__Description of the task__: Write out each line in which the string "osobie" is present.

═════ Data for the task ═════

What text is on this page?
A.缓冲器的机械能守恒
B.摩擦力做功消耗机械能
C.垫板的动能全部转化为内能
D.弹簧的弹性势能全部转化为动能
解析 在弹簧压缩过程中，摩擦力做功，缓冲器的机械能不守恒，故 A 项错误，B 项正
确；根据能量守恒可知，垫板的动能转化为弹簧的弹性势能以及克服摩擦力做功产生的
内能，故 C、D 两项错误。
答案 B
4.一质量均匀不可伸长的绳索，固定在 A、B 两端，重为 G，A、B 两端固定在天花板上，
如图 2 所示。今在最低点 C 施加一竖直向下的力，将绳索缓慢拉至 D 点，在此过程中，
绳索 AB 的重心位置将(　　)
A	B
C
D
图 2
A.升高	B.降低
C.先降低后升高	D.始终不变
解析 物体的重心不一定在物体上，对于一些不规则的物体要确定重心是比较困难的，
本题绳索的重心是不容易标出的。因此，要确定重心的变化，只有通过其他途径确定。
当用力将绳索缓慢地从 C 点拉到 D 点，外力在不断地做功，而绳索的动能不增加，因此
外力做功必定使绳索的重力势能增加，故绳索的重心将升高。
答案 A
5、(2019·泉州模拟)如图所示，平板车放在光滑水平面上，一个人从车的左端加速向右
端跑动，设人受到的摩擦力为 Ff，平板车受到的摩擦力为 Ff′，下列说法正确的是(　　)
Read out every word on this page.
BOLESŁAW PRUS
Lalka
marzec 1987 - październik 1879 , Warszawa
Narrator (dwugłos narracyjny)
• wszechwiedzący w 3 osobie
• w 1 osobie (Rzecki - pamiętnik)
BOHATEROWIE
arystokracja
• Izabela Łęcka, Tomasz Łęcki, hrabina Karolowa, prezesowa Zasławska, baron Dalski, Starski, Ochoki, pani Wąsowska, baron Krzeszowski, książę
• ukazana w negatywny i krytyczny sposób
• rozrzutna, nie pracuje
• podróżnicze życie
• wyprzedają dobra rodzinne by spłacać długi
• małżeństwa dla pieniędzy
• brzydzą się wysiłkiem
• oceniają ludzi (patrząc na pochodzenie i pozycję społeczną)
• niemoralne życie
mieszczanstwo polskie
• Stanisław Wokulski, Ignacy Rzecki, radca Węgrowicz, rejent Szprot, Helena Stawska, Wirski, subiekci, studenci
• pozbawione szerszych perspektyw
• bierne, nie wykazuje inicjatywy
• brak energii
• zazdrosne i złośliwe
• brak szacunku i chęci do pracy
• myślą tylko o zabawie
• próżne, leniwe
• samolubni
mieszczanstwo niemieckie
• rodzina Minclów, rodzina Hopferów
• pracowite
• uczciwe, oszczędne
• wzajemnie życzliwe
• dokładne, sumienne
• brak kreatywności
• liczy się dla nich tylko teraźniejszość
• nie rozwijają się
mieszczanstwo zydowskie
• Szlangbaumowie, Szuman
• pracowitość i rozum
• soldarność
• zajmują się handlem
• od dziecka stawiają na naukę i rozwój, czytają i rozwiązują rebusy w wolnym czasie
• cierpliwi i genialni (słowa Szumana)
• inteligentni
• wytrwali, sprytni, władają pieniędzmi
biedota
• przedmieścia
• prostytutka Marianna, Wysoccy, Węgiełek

═════

__Solution to the problem__:
• wszechwiedzący w 3 osobie
• w 1 osobie (Rzecki - pamiętnik)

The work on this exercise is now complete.